— Task prompt —
Repeat every line exactly, keeping the pictures out of the copy.

— Material supplied —
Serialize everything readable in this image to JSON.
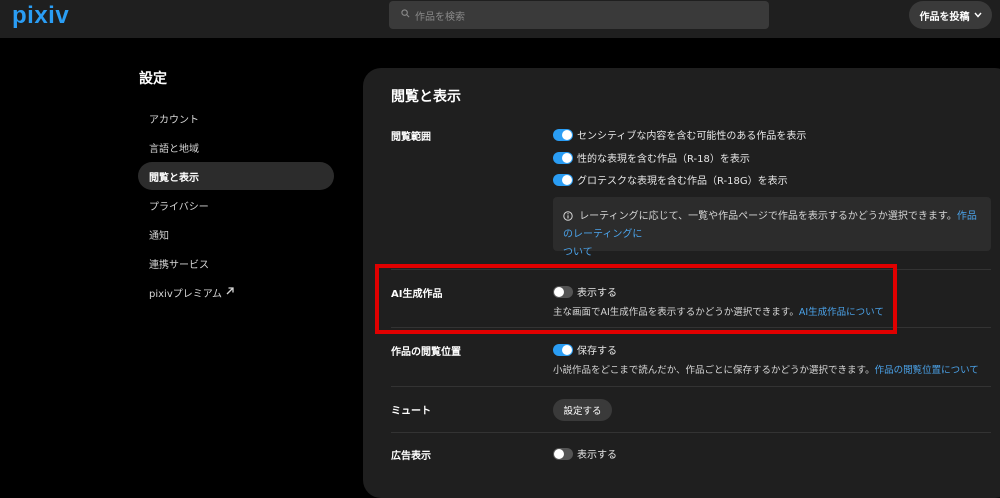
{
  "header": {
    "logo": "pixiv",
    "search_placeholder": "作品を検索",
    "post_button": "作品を投稿"
  },
  "sidebar": {
    "title": "設定",
    "items": [
      {
        "label": "アカウント"
      },
      {
        "label": "言語と地域"
      },
      {
        "label": "閲覧と表示"
      },
      {
        "label": "プライバシー"
      },
      {
        "label": "通知"
      },
      {
        "label": "連携サービス"
      },
      {
        "label": "pixivプレミアム"
      }
    ]
  },
  "main": {
    "title": "閲覧と表示",
    "viewing_range": {
      "label": "閲覧範囲",
      "options": [
        {
          "label": "センシティブな内容を含む可能性のある作品を表示",
          "on": true
        },
        {
          "label": "性的な表現を含む作品（R-18）を表示",
          "on": true
        },
        {
          "label": "グロテスクな表現を含む作品（R-18G）を表示",
          "on": true
        }
      ],
      "info_text": "レーティングに応じて、一覧や作品ページで作品を表示するかどうか選択できます。",
      "info_link_1": "作品のレーティングに",
      "info_link_2": "ついて"
    },
    "ai": {
      "label": "AI生成作品",
      "toggle_label": "表示する",
      "on": false,
      "desc": "主な画面でAI生成作品を表示するかどうか選択できます。",
      "link": "AI生成作品について"
    },
    "position": {
      "label": "作品の閲覧位置",
      "toggle_label": "保存する",
      "on": true,
      "desc": "小説作品をどこまで読んだか、作品ごとに保存するかどうか選択できます。",
      "link": "作品の閲覧位置について"
    },
    "mute": {
      "label": "ミュート",
      "button": "設定する"
    },
    "ads": {
      "label": "広告表示",
      "toggle_label": "表示する",
      "on": false
    }
  },
  "colors": {
    "accent": "#2a9df4",
    "link": "#4ba3ea",
    "highlight": "#e00000"
  }
}
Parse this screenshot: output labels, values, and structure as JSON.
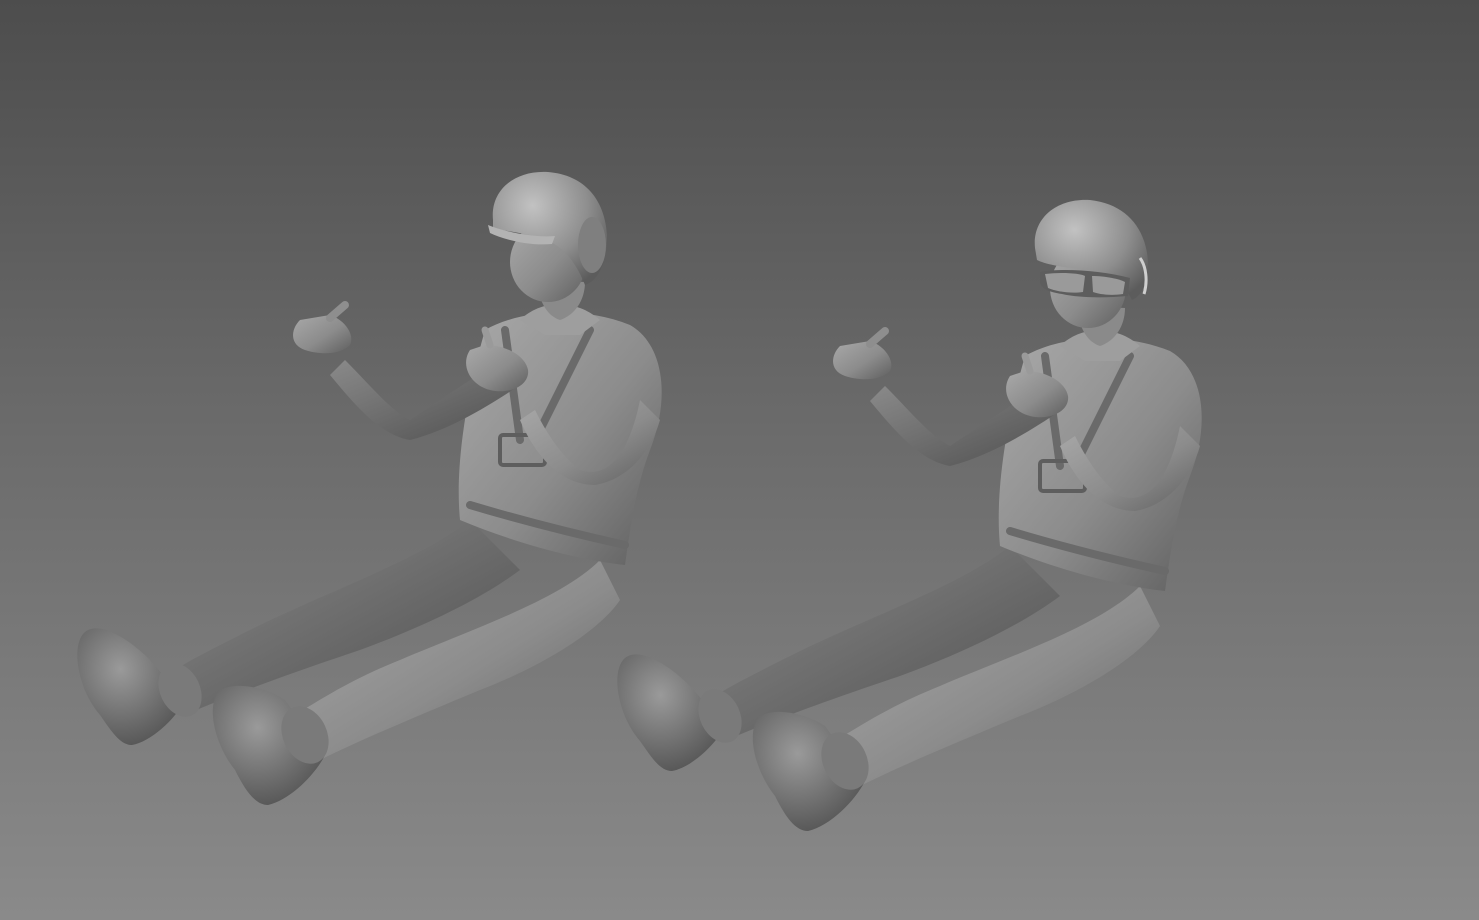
{
  "viewport": {
    "background_top": "#4d4d4d",
    "background_bottom": "#8a8a8a"
  },
  "figures": [
    {
      "id": "driver-figure-left",
      "headgear": "helmet-with-visor",
      "has_goggles": false,
      "material_color": "#8e8e8e"
    },
    {
      "id": "driver-figure-right",
      "headgear": "helmet",
      "has_goggles": true,
      "material_color": "#8e8e8e"
    }
  ]
}
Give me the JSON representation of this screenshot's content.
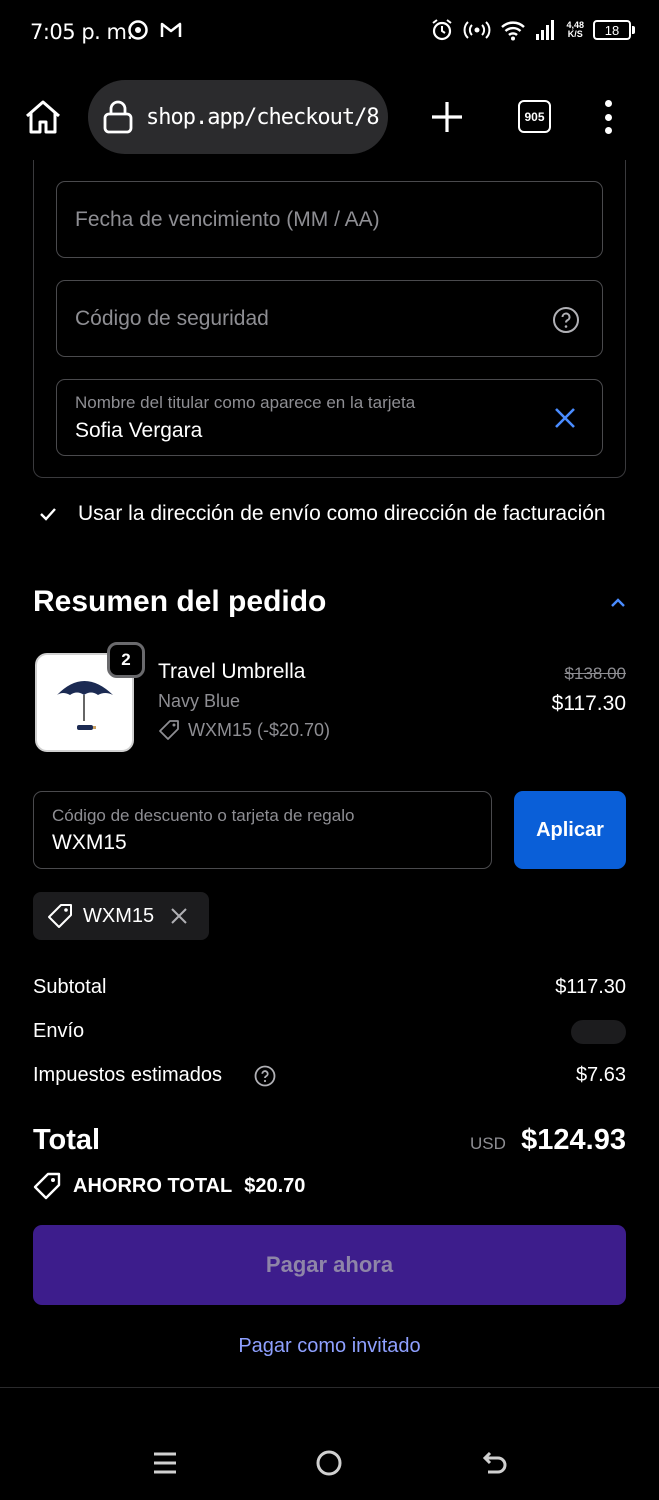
{
  "status_bar": {
    "time": "7:05 p. m.",
    "speed_value": "4,48",
    "speed_unit": "K/S",
    "battery": "18"
  },
  "browser": {
    "url": "shop.app/checkout/8",
    "tab_count": "905"
  },
  "payment_form": {
    "expiry_placeholder": "Fecha de vencimiento (MM / AA)",
    "security_code_placeholder": "Código de seguridad",
    "cardholder_label": "Nombre del titular como aparece en la tarjeta",
    "cardholder_value": "Sofia Vergara",
    "billing_same_label": "Usar la dirección de envío como dirección de facturación"
  },
  "summary": {
    "title": "Resumen del pedido",
    "product": {
      "name": "Travel Umbrella",
      "variant": "Navy Blue",
      "discount": "WXM15 (-$20.70)",
      "old_price": "$138.00",
      "price": "$117.30",
      "quantity": "2"
    },
    "discount_field_label": "Código de descuento o tarjeta de regalo",
    "discount_field_value": "WXM15",
    "apply_label": "Aplicar",
    "applied_code": "WXM15",
    "subtotal_label": "Subtotal",
    "subtotal_value": "$117.30",
    "shipping_label": "Envío",
    "taxes_label": "Impuestos estimados",
    "taxes_value": "$7.63",
    "total_label": "Total",
    "total_currency": "USD",
    "total_value": "$124.93",
    "savings_label": "AHORRO TOTAL",
    "savings_value": "$20.70",
    "pay_label": "Pagar ahora",
    "guest_label": "Pagar como invitado"
  },
  "colors": {
    "accent_blue": "#0a5fd8",
    "pay_button": "#3d1d8c",
    "link": "#8ea0ff"
  }
}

— Response to the exercise —
Serialize everything readable in this image to JSON.
{
  "header": {
    "logo": "pixiv",
    "search_placeholder": "作品を検索",
    "post_button": "作品を投稿"
  },
  "sidebar": {
    "title": "設定",
    "items": [
      {
        "label": "アカウント"
      },
      {
        "label": "言語と地域"
      },
      {
        "label": "閲覧と表示"
      },
      {
        "label": "プライバシー"
      },
      {
        "label": "通知"
      },
      {
        "label": "連携サービス"
      },
      {
        "label": "pixivプレミアム"
      }
    ]
  },
  "main": {
    "title": "閲覧と表示",
    "viewing_range": {
      "label": "閲覧範囲",
      "options": [
        {
          "label": "センシティブな内容を含む可能性のある作品を表示",
          "on": true
        },
        {
          "label": "性的な表現を含む作品（R-18）を表示",
          "on": true
        },
        {
          "label": "グロテスクな表現を含む作品（R-18G）を表示",
          "on": true
        }
      ],
      "info_text": "レーティングに応じて、一覧や作品ページで作品を表示するかどうか選択できます。",
      "info_link_1": "作品のレーティングに",
      "info_link_2": "ついて"
    },
    "ai": {
      "label": "AI生成作品",
      "toggle_label": "表示する",
      "on": false,
      "desc": "主な画面でAI生成作品を表示するかどうか選択できます。",
      "link": "AI生成作品について"
    },
    "position": {
      "label": "作品の閲覧位置",
      "toggle_label": "保存する",
      "on": true,
      "desc": "小説作品をどこまで読んだか、作品ごとに保存するかどうか選択できます。",
      "link": "作品の閲覧位置について"
    },
    "mute": {
      "label": "ミュート",
      "button": "設定する"
    },
    "ads": {
      "label": "広告表示",
      "toggle_label": "表示する",
      "on": false
    }
  },
  "colors": {
    "accent": "#2a9df4",
    "link": "#4ba3ea",
    "highlight": "#e00000"
  }
}
Parse this screenshot: output labels, values, and structure as JSON.
{
  "viewport": {
    "background_top": "#4d4d4d",
    "background_bottom": "#8a8a8a"
  },
  "figures": [
    {
      "id": "driver-figure-left",
      "headgear": "helmet-with-visor",
      "has_goggles": false,
      "material_color": "#8e8e8e"
    },
    {
      "id": "driver-figure-right",
      "headgear": "helmet",
      "has_goggles": true,
      "material_color": "#8e8e8e"
    }
  ]
}
Give me the JSON representation of this screenshot's content.
{
  "status_bar": {
    "time": "7:05 p. m.",
    "speed_value": "4,48",
    "speed_unit": "K/S",
    "battery": "18"
  },
  "browser": {
    "url": "shop.app/checkout/8",
    "tab_count": "905"
  },
  "payment_form": {
    "expiry_placeholder": "Fecha de vencimiento (MM / AA)",
    "security_code_placeholder": "Código de seguridad",
    "cardholder_label": "Nombre del titular como aparece en la tarjeta",
    "cardholder_value": "Sofia Vergara",
    "billing_same_label": "Usar la dirección de envío como dirección de facturación"
  },
  "summary": {
    "title": "Resumen del pedido",
    "product": {
      "name": "Travel Umbrella",
      "variant": "Navy Blue",
      "discount": "WXM15 (-$20.70)",
      "old_price": "$138.00",
      "price": "$117.30",
      "quantity": "2"
    },
    "discount_field_label": "Código de descuento o tarjeta de regalo",
    "discount_field_value": "WXM15",
    "apply_label": "Aplicar",
    "applied_code": "WXM15",
    "subtotal_label": "Subtotal",
    "subtotal_value": "$117.30",
    "shipping_label": "Envío",
    "taxes_label": "Impuestos estimados",
    "taxes_value": "$7.63",
    "total_label": "Total",
    "total_currency": "USD",
    "total_value": "$124.93",
    "savings_label": "AHORRO TOTAL",
    "savings_value": "$20.70",
    "pay_label": "Pagar ahora",
    "guest_label": "Pagar como invitado"
  },
  "colors": {
    "accent_blue": "#0a5fd8",
    "pay_button": "#3d1d8c",
    "link": "#8ea0ff"
  }
}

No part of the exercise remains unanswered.